** START OF EXERCISE INPUT **
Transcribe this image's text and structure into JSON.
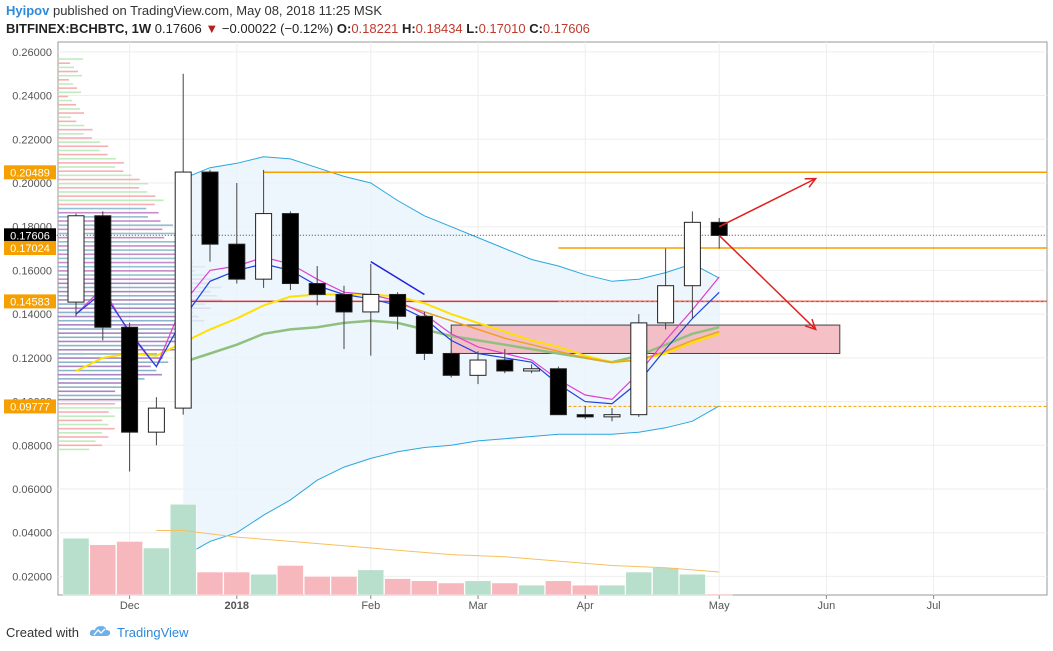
{
  "header": {
    "author": "Hyipov",
    "published_text": "published on TradingView.com, May 08, 2018 11:25 MSK",
    "symbol": "BITFINEX:BCHBTC, 1W",
    "last_price": "0.17606",
    "change_arrow": "▼",
    "change": "−0.00022 (−0.12%)",
    "open_label": "O:",
    "open": "0.18221",
    "high_label": "H:",
    "high": "0.18434",
    "low_label": "L:",
    "low": "0.17010",
    "close_label": "C:",
    "close": "0.17606"
  },
  "footer": {
    "created_with": "Created with",
    "brand": "TradingView"
  },
  "colors": {
    "up_candle_fill": "#ffffff",
    "down_candle_fill": "#000000",
    "orange_level": "#f5a000",
    "red_level": "#e03030",
    "pink_zone": "#f4b6bd",
    "bb_line": "#2aa6e0",
    "bb_fill": "#e8f4fb",
    "magenta_ma": "#e040d0",
    "blue_ma": "#2040e0",
    "yellow_ma": "#ffe000",
    "orange_ma": "#f0a020",
    "green_ma": "#90c080",
    "vol_up": "#b7dfcc",
    "vol_down": "#f7b8bd",
    "arrow": "#e02020"
  },
  "chart_data": {
    "type": "candlestick",
    "symbol": "BITFINEX:BCHBTC",
    "interval": "1W",
    "ylim": [
      0.0115,
      0.2645
    ],
    "y_ticks": [
      "0.26000",
      "0.24000",
      "0.22000",
      "0.20000",
      "0.18000",
      "0.16000",
      "0.14000",
      "0.12000",
      "0.10000",
      "0.08000",
      "0.06000",
      "0.04000",
      "0.02000"
    ],
    "x_ticks": [
      "Dec",
      "2018",
      "Feb",
      "Mar",
      "Apr",
      "May",
      "Jun",
      "Jul"
    ],
    "price_labels": [
      {
        "text": "0.20489",
        "value": 0.20489,
        "color": "#f5a000"
      },
      {
        "text": "0.17606",
        "value": 0.17606,
        "color": "#000000"
      },
      {
        "text": "0.17024",
        "value": 0.17024,
        "color": "#f5a000"
      },
      {
        "text": "0.14583",
        "value": 0.14583,
        "color": "#f5a000"
      },
      {
        "text": "0.09777",
        "value": 0.09777,
        "color": "#f5a000"
      }
    ],
    "candles": [
      {
        "week": 0,
        "o": 0.1455,
        "h": 0.186,
        "l": 0.139,
        "c": 0.185
      },
      {
        "week": 1,
        "o": 0.185,
        "h": 0.187,
        "l": 0.128,
        "c": 0.134
      },
      {
        "week": 2,
        "o": 0.134,
        "h": 0.136,
        "l": 0.068,
        "c": 0.086
      },
      {
        "week": 3,
        "o": 0.086,
        "h": 0.102,
        "l": 0.08,
        "c": 0.097
      },
      {
        "week": 4,
        "o": 0.097,
        "h": 0.25,
        "l": 0.094,
        "c": 0.205
      },
      {
        "week": 5,
        "o": 0.205,
        "h": 0.206,
        "l": 0.164,
        "c": 0.172
      },
      {
        "week": 6,
        "o": 0.172,
        "h": 0.2,
        "l": 0.154,
        "c": 0.156
      },
      {
        "week": 7,
        "o": 0.156,
        "h": 0.206,
        "l": 0.152,
        "c": 0.186
      },
      {
        "week": 8,
        "o": 0.186,
        "h": 0.187,
        "l": 0.151,
        "c": 0.154
      },
      {
        "week": 9,
        "o": 0.154,
        "h": 0.162,
        "l": 0.144,
        "c": 0.149
      },
      {
        "week": 10,
        "o": 0.149,
        "h": 0.153,
        "l": 0.124,
        "c": 0.141
      },
      {
        "week": 11,
        "o": 0.141,
        "h": 0.163,
        "l": 0.121,
        "c": 0.149
      },
      {
        "week": 12,
        "o": 0.149,
        "h": 0.15,
        "l": 0.133,
        "c": 0.139
      },
      {
        "week": 13,
        "o": 0.139,
        "h": 0.141,
        "l": 0.119,
        "c": 0.122
      },
      {
        "week": 14,
        "o": 0.122,
        "h": 0.123,
        "l": 0.111,
        "c": 0.112
      },
      {
        "week": 15,
        "o": 0.112,
        "h": 0.123,
        "l": 0.108,
        "c": 0.119
      },
      {
        "week": 16,
        "o": 0.119,
        "h": 0.124,
        "l": 0.113,
        "c": 0.114
      },
      {
        "week": 17,
        "o": 0.114,
        "h": 0.117,
        "l": 0.113,
        "c": 0.115
      },
      {
        "week": 18,
        "o": 0.115,
        "h": 0.116,
        "l": 0.094,
        "c": 0.094
      },
      {
        "week": 19,
        "o": 0.094,
        "h": 0.098,
        "l": 0.092,
        "c": 0.093
      },
      {
        "week": 20,
        "o": 0.093,
        "h": 0.097,
        "l": 0.091,
        "c": 0.094
      },
      {
        "week": 21,
        "o": 0.094,
        "h": 0.14,
        "l": 0.093,
        "c": 0.136
      },
      {
        "week": 22,
        "o": 0.136,
        "h": 0.17,
        "l": 0.133,
        "c": 0.153
      },
      {
        "week": 23,
        "o": 0.153,
        "h": 0.187,
        "l": 0.138,
        "c": 0.182
      },
      {
        "week": 24,
        "o": 0.182,
        "h": 0.184,
        "l": 0.17,
        "c": 0.176
      }
    ],
    "volume": [
      {
        "week": -1,
        "v": 0.0095,
        "up": false
      },
      {
        "week": 0,
        "v": 0.0375,
        "up": true
      },
      {
        "week": 1,
        "v": 0.0345,
        "up": false
      },
      {
        "week": 2,
        "v": 0.036,
        "up": false
      },
      {
        "week": 3,
        "v": 0.033,
        "up": true
      },
      {
        "week": 4,
        "v": 0.053,
        "up": true
      },
      {
        "week": 5,
        "v": 0.022,
        "up": false
      },
      {
        "week": 6,
        "v": 0.022,
        "up": false
      },
      {
        "week": 7,
        "v": 0.021,
        "up": true
      },
      {
        "week": 8,
        "v": 0.025,
        "up": false
      },
      {
        "week": 9,
        "v": 0.02,
        "up": false
      },
      {
        "week": 10,
        "v": 0.02,
        "up": false
      },
      {
        "week": 11,
        "v": 0.023,
        "up": true
      },
      {
        "week": 12,
        "v": 0.019,
        "up": false
      },
      {
        "week": 13,
        "v": 0.018,
        "up": false
      },
      {
        "week": 14,
        "v": 0.017,
        "up": false
      },
      {
        "week": 15,
        "v": 0.018,
        "up": true
      },
      {
        "week": 16,
        "v": 0.017,
        "up": false
      },
      {
        "week": 17,
        "v": 0.016,
        "up": true
      },
      {
        "week": 18,
        "v": 0.018,
        "up": false
      },
      {
        "week": 19,
        "v": 0.016,
        "up": false
      },
      {
        "week": 20,
        "v": 0.016,
        "up": true
      },
      {
        "week": 21,
        "v": 0.022,
        "up": true
      },
      {
        "week": 22,
        "v": 0.024,
        "up": true
      },
      {
        "week": 23,
        "v": 0.021,
        "up": true
      },
      {
        "week": 24,
        "v": 0.012,
        "up": false
      }
    ],
    "volume_ma": [
      [
        3,
        0.041
      ],
      [
        4,
        0.041
      ],
      [
        6,
        0.038
      ],
      [
        8,
        0.036
      ],
      [
        10,
        0.034
      ],
      [
        12,
        0.032
      ],
      [
        14,
        0.03
      ],
      [
        16,
        0.029
      ],
      [
        18,
        0.027
      ],
      [
        20,
        0.025
      ],
      [
        22,
        0.024
      ],
      [
        24,
        0.022
      ]
    ],
    "bollinger": {
      "upper": [
        [
          4,
          0.202
        ],
        [
          5,
          0.207
        ],
        [
          6,
          0.209
        ],
        [
          7,
          0.212
        ],
        [
          8,
          0.211
        ],
        [
          9,
          0.207
        ],
        [
          10,
          0.203
        ],
        [
          11,
          0.2
        ],
        [
          12,
          0.192
        ],
        [
          13,
          0.185
        ],
        [
          14,
          0.18
        ],
        [
          15,
          0.175
        ],
        [
          16,
          0.17
        ],
        [
          17,
          0.165
        ],
        [
          18,
          0.162
        ],
        [
          19,
          0.158
        ],
        [
          20,
          0.155
        ],
        [
          21,
          0.156
        ],
        [
          22,
          0.159
        ],
        [
          23,
          0.163
        ],
        [
          24,
          0.1565
        ]
      ],
      "lower": [
        [
          4,
          0.029
        ],
        [
          5,
          0.036
        ],
        [
          6,
          0.04
        ],
        [
          7,
          0.048
        ],
        [
          8,
          0.055
        ],
        [
          9,
          0.064
        ],
        [
          10,
          0.07
        ],
        [
          11,
          0.074
        ],
        [
          12,
          0.077
        ],
        [
          13,
          0.079
        ],
        [
          14,
          0.08
        ],
        [
          15,
          0.082
        ],
        [
          16,
          0.083
        ],
        [
          17,
          0.084
        ],
        [
          18,
          0.085
        ],
        [
          19,
          0.085
        ],
        [
          20,
          0.085
        ],
        [
          21,
          0.086
        ],
        [
          22,
          0.088
        ],
        [
          23,
          0.091
        ],
        [
          24,
          0.098
        ]
      ]
    },
    "ma_magenta": [
      [
        0,
        0.14
      ],
      [
        1,
        0.152
      ],
      [
        2,
        0.131
      ],
      [
        3,
        0.116
      ],
      [
        4,
        0.145
      ],
      [
        5,
        0.16
      ],
      [
        6,
        0.162
      ],
      [
        7,
        0.166
      ],
      [
        8,
        0.163
      ],
      [
        9,
        0.156
      ],
      [
        10,
        0.15
      ],
      [
        11,
        0.149
      ],
      [
        12,
        0.146
      ],
      [
        13,
        0.14
      ],
      [
        14,
        0.131
      ],
      [
        15,
        0.125
      ],
      [
        16,
        0.122
      ],
      [
        17,
        0.119
      ],
      [
        18,
        0.11
      ],
      [
        19,
        0.103
      ],
      [
        20,
        0.101
      ],
      [
        21,
        0.113
      ],
      [
        22,
        0.128
      ],
      [
        23,
        0.142
      ],
      [
        24,
        0.157
      ]
    ],
    "ma_blue": [
      [
        0,
        0.14
      ],
      [
        1,
        0.15
      ],
      [
        2,
        0.132
      ],
      [
        3,
        0.116
      ],
      [
        4,
        0.138
      ],
      [
        5,
        0.155
      ],
      [
        6,
        0.16
      ],
      [
        7,
        0.163
      ],
      [
        8,
        0.16
      ],
      [
        9,
        0.153
      ],
      [
        10,
        0.149
      ],
      [
        11,
        0.147
      ],
      [
        12,
        0.144
      ],
      [
        13,
        0.138
      ],
      [
        14,
        0.128
      ],
      [
        15,
        0.122
      ],
      [
        16,
        0.12
      ],
      [
        17,
        0.118
      ],
      [
        18,
        0.108
      ],
      [
        19,
        0.1
      ],
      [
        20,
        0.099
      ],
      [
        21,
        0.109
      ],
      [
        22,
        0.124
      ],
      [
        23,
        0.138
      ],
      [
        24,
        0.15
      ]
    ],
    "ma_yellow": [
      [
        0,
        0.114
      ],
      [
        1,
        0.12
      ],
      [
        2,
        0.122
      ],
      [
        3,
        0.121
      ],
      [
        4,
        0.127
      ],
      [
        5,
        0.133
      ],
      [
        6,
        0.138
      ],
      [
        7,
        0.144
      ],
      [
        8,
        0.148
      ],
      [
        9,
        0.149
      ],
      [
        10,
        0.149
      ],
      [
        11,
        0.149
      ],
      [
        12,
        0.148
      ],
      [
        13,
        0.145
      ],
      [
        14,
        0.14
      ],
      [
        15,
        0.136
      ],
      [
        16,
        0.132
      ],
      [
        17,
        0.128
      ],
      [
        18,
        0.125
      ],
      [
        19,
        0.121
      ],
      [
        20,
        0.118
      ],
      [
        21,
        0.119
      ],
      [
        22,
        0.122
      ],
      [
        23,
        0.127
      ],
      [
        24,
        0.131
      ]
    ],
    "ma_orange": [
      [
        12,
        0.145
      ],
      [
        13,
        0.141
      ],
      [
        14,
        0.137
      ],
      [
        15,
        0.133
      ],
      [
        16,
        0.129
      ],
      [
        17,
        0.126
      ],
      [
        18,
        0.123
      ],
      [
        19,
        0.12
      ],
      [
        20,
        0.118
      ],
      [
        21,
        0.119
      ],
      [
        22,
        0.123
      ],
      [
        23,
        0.128
      ],
      [
        24,
        0.132
      ]
    ],
    "ma_green": [
      [
        4,
        0.118
      ],
      [
        5,
        0.122
      ],
      [
        6,
        0.126
      ],
      [
        7,
        0.131
      ],
      [
        8,
        0.133
      ],
      [
        9,
        0.134
      ],
      [
        10,
        0.136
      ],
      [
        11,
        0.137
      ],
      [
        12,
        0.136
      ],
      [
        13,
        0.133
      ],
      [
        14,
        0.13
      ],
      [
        15,
        0.128
      ],
      [
        16,
        0.126
      ],
      [
        17,
        0.124
      ],
      [
        18,
        0.122
      ],
      [
        19,
        0.12
      ],
      [
        20,
        0.118
      ],
      [
        21,
        0.121
      ],
      [
        22,
        0.126
      ],
      [
        23,
        0.131
      ],
      [
        24,
        0.134
      ]
    ],
    "horizontal_levels": [
      {
        "value": 0.20489,
        "color": "#f5a000",
        "style": "solid",
        "from_week": 7.0
      },
      {
        "value": 0.17024,
        "color": "#f5a000",
        "style": "solid",
        "from_week": 18.0
      },
      {
        "value": 0.17606,
        "color": "#444444",
        "style": "dotted",
        "from_week": -1.5
      },
      {
        "value": 0.14583,
        "color": "#e03030",
        "style": "solid",
        "from_week": 4.0
      },
      {
        "value": 0.14583,
        "color": "#f5a000",
        "style": "dashed",
        "from_week": 18.0
      },
      {
        "value": 0.09777,
        "color": "#f5a000",
        "style": "dashed",
        "from_week": 18.0
      }
    ],
    "zones": [
      {
        "from_week": 14.0,
        "to_week": 28.5,
        "low": 0.122,
        "high": 0.135,
        "color": "#f4b6bd"
      }
    ],
    "trendlines": [
      {
        "from": [
          11.0,
          0.164
        ],
        "to": [
          13.0,
          0.149
        ],
        "color": "#2020e0"
      }
    ],
    "arrows": [
      {
        "from": [
          24.0,
          0.18
        ],
        "to": [
          27.6,
          0.202
        ],
        "color": "#e02020"
      },
      {
        "from": [
          24.0,
          0.176
        ],
        "to": [
          27.6,
          0.133
        ],
        "color": "#e02020"
      }
    ],
    "volume_profile_note": "horizontal volume-by-price histogram on left edge"
  }
}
** END OF EXERCISE INPUT **
* AIM OF THE EXERCISE:
Copy out every line from the records that has the word "TradingView".

* SOLVED PROBLEM:
    "published_text": "published on TradingView.com, May 08, 2018 11:25 MSK",
    "brand": "TradingView"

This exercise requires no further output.